● **Material for this task**
==============================

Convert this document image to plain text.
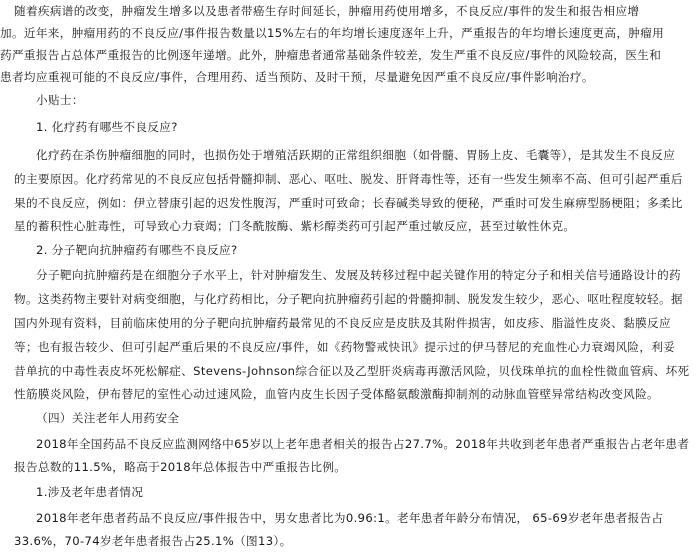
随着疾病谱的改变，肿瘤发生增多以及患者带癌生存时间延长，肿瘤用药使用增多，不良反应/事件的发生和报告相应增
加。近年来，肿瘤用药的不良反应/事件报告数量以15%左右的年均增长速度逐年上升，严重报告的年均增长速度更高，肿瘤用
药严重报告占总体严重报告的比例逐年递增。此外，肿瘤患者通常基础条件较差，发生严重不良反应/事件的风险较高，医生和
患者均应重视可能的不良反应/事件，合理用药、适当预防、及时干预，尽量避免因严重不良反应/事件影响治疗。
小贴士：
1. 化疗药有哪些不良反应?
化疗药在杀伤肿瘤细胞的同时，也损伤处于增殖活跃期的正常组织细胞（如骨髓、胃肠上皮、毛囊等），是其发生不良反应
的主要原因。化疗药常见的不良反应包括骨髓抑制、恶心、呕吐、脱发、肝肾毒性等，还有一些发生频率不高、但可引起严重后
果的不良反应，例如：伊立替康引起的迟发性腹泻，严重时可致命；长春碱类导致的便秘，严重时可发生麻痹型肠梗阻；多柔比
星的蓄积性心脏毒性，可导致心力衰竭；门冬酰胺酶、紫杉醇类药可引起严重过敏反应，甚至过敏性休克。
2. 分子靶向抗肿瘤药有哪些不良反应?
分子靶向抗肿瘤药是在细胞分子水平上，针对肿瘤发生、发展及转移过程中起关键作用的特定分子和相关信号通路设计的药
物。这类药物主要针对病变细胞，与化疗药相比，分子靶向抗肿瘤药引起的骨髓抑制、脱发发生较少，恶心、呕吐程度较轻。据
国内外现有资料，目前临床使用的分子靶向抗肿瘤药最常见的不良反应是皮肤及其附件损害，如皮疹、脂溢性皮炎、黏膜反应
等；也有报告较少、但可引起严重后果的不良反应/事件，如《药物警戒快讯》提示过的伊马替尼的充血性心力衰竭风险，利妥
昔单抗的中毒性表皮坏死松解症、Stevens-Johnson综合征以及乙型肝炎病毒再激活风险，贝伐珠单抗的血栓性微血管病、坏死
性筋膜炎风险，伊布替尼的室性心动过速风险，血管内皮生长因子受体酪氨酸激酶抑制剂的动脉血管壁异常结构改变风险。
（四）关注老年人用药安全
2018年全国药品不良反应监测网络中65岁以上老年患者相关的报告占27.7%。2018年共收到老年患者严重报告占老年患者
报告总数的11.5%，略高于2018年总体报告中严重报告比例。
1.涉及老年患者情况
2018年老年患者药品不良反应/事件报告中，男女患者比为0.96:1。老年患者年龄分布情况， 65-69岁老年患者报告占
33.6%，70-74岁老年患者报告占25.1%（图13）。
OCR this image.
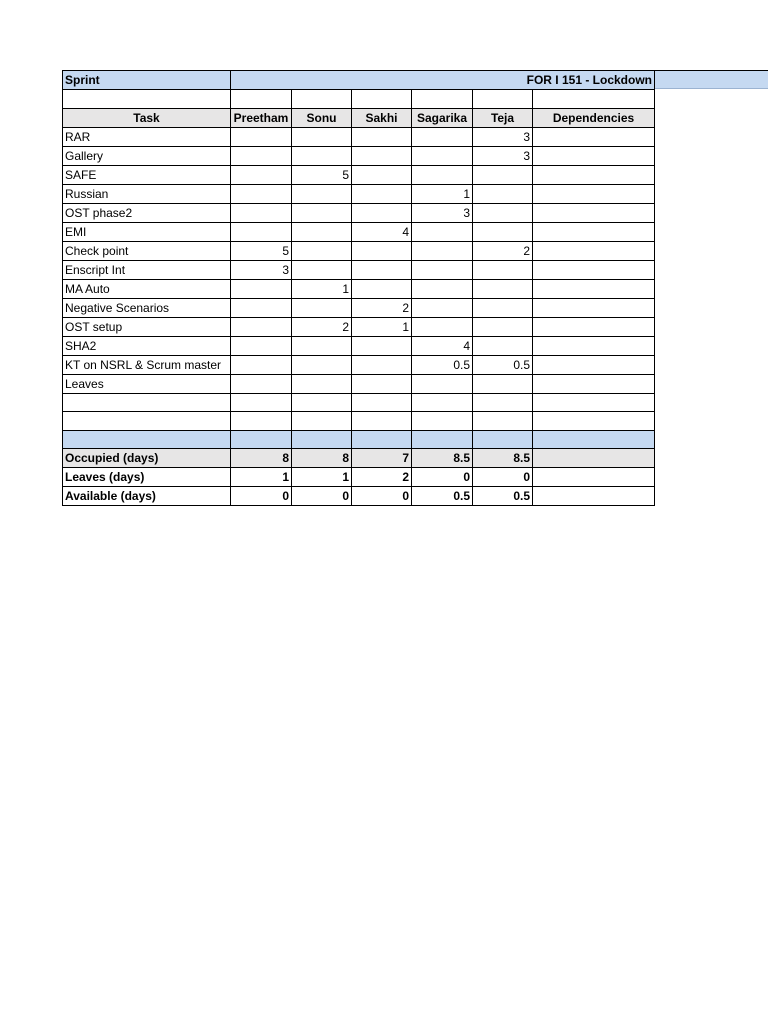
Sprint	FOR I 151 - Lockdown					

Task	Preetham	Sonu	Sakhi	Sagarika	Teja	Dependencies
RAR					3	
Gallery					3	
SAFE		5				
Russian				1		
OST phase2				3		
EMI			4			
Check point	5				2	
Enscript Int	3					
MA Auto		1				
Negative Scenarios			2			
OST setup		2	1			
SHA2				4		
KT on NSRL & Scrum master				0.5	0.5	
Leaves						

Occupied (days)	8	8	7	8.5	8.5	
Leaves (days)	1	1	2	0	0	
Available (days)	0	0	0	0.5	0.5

==============================

Output all of the records exactly as they appear above, but not the pictures.

Convert this document image to plain text.
随着疾病谱的改变，肿瘤发生增多以及患者带癌生存时间延长，肿瘤用药使用增多，不良反应/事件的发生和报告相应增
加。近年来，肿瘤用药的不良反应/事件报告数量以15%左右的年均增长速度逐年上升，严重报告的年均增长速度更高，肿瘤用
药严重报告占总体严重报告的比例逐年递增。此外，肿瘤患者通常基础条件较差，发生严重不良反应/事件的风险较高，医生和
患者均应重视可能的不良反应/事件，合理用药、适当预防、及时干预，尽量避免因严重不良反应/事件影响治疗。
小贴士：
1. 化疗药有哪些不良反应?
化疗药在杀伤肿瘤细胞的同时，也损伤处于增殖活跃期的正常组织细胞（如骨髓、胃肠上皮、毛囊等），是其发生不良反应
的主要原因。化疗药常见的不良反应包括骨髓抑制、恶心、呕吐、脱发、肝肾毒性等，还有一些发生频率不高、但可引起严重后
果的不良反应，例如：伊立替康引起的迟发性腹泻，严重时可致命；长春碱类导致的便秘，严重时可发生麻痹型肠梗阻；多柔比
星的蓄积性心脏毒性，可导致心力衰竭；门冬酰胺酶、紫杉醇类药可引起严重过敏反应，甚至过敏性休克。
2. 分子靶向抗肿瘤药有哪些不良反应?
分子靶向抗肿瘤药是在细胞分子水平上，针对肿瘤发生、发展及转移过程中起关键作用的特定分子和相关信号通路设计的药
物。这类药物主要针对病变细胞，与化疗药相比，分子靶向抗肿瘤药引起的骨髓抑制、脱发发生较少，恶心、呕吐程度较轻。据
国内外现有资料，目前临床使用的分子靶向抗肿瘤药最常见的不良反应是皮肤及其附件损害，如皮疹、脂溢性皮炎、黏膜反应
等；也有报告较少、但可引起严重后果的不良反应/事件，如《药物警戒快讯》提示过的伊马替尼的充血性心力衰竭风险，利妥
昔单抗的中毒性表皮坏死松解症、Stevens-Johnson综合征以及乙型肝炎病毒再激活风险，贝伐珠单抗的血栓性微血管病、坏死
性筋膜炎风险，伊布替尼的室性心动过速风险，血管内皮生长因子受体酪氨酸激酶抑制剂的动脉血管壁异常结构改变风险。
（四）关注老年人用药安全
2018年全国药品不良反应监测网络中65岁以上老年患者相关的报告占27.7%。2018年共收到老年患者严重报告占老年患者
报告总数的11.5%，略高于2018年总体报告中严重报告比例。
1.涉及老年患者情况
2018年老年患者药品不良反应/事件报告中，男女患者比为0.96:1。老年患者年龄分布情况， 65-69岁老年患者报告占
33.6%，70-74岁老年患者报告占25.1%（图13）。
OCR this image.
Sprint	FOR I 151 - Lockdown					

Task	Preetham	Sonu	Sakhi	Sagarika	Teja	Dependencies
RAR					3	
Gallery					3	
SAFE		5				
Russian				1		
OST phase2				3		
EMI			4			
Check point	5				2	
Enscript Int	3					
MA Auto		1				
Negative Scenarios			2			
OST setup		2	1			
SHA2				4		
KT on NSRL & Scrum master				0.5	0.5	
Leaves						

Occupied (days)	8	8	7	8.5	8.5	
Leaves (days)	1	1	2	0	0	
Available (days)	0	0	0	0.5	0.5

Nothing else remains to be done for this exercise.